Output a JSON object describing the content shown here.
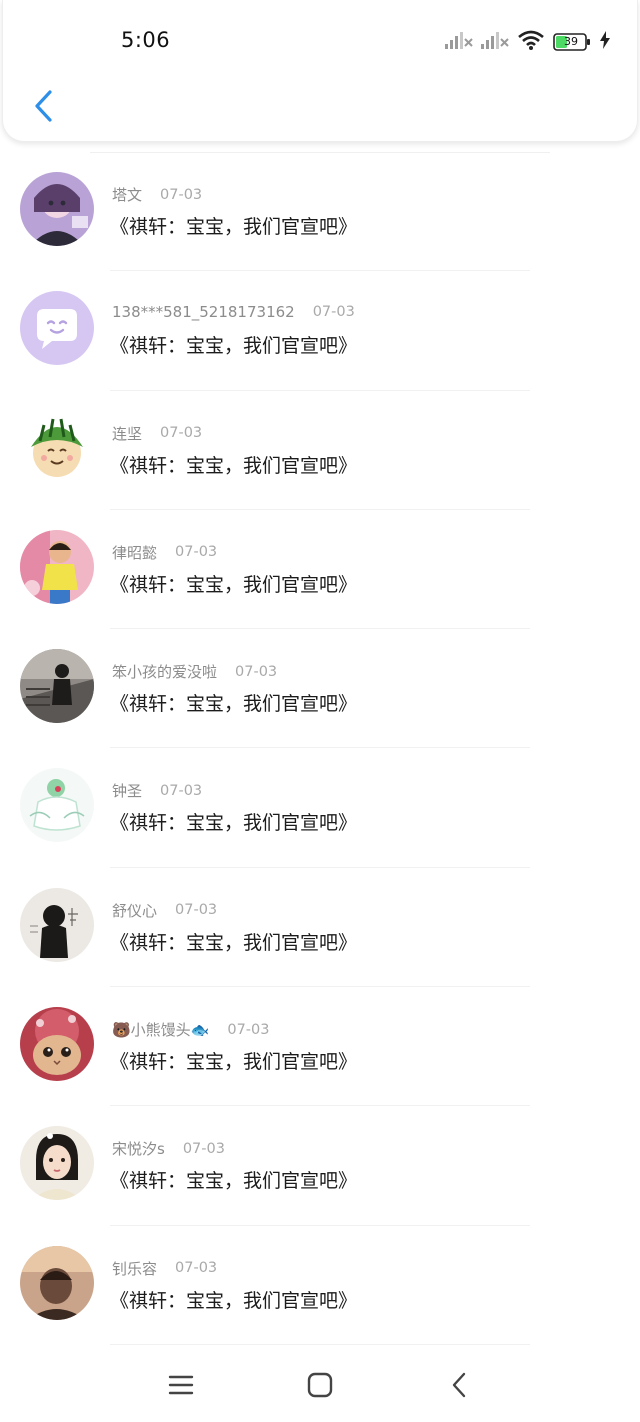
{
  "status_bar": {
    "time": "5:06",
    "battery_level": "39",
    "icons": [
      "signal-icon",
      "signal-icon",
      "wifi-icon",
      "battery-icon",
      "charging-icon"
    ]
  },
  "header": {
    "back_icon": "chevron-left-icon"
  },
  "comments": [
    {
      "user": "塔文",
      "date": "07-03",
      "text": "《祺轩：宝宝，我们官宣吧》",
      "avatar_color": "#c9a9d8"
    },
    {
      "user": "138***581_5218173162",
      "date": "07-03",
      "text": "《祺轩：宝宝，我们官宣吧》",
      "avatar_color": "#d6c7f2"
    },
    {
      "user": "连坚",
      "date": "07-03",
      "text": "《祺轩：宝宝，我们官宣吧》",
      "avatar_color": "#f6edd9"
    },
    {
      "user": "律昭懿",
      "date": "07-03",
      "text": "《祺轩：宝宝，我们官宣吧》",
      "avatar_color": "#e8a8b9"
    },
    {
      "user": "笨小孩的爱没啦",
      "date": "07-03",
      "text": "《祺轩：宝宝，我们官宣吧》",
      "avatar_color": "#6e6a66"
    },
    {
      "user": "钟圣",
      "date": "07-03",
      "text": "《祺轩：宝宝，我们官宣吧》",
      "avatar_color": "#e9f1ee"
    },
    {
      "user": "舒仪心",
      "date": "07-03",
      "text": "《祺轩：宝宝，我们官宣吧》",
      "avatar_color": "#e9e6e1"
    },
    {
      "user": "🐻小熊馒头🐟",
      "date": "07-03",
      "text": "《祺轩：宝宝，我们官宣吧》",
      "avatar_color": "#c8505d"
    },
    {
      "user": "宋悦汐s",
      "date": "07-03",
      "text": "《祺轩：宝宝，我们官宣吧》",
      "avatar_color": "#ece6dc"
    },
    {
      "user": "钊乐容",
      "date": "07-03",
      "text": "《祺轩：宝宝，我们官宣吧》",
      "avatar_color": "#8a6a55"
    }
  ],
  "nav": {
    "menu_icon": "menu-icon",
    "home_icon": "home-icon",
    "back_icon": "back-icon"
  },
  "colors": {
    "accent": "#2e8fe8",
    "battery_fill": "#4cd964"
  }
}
┄┄┄┄┄┄┄┄┄┄┄┄┄┄┄┄┄┄┄┄
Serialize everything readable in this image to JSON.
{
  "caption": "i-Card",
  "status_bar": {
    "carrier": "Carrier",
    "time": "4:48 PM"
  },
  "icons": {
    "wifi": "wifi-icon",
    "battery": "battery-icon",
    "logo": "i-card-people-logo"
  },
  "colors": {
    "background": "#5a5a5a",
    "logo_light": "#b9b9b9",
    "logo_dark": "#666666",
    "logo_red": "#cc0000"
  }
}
┄┄┄┄┄┄┄┄┄┄┄┄┄┄┄┄┄┄┄┄
Tally the lines in these entries that have the string "JSON" in them, then answer with the count and nothing else.

Full response:
2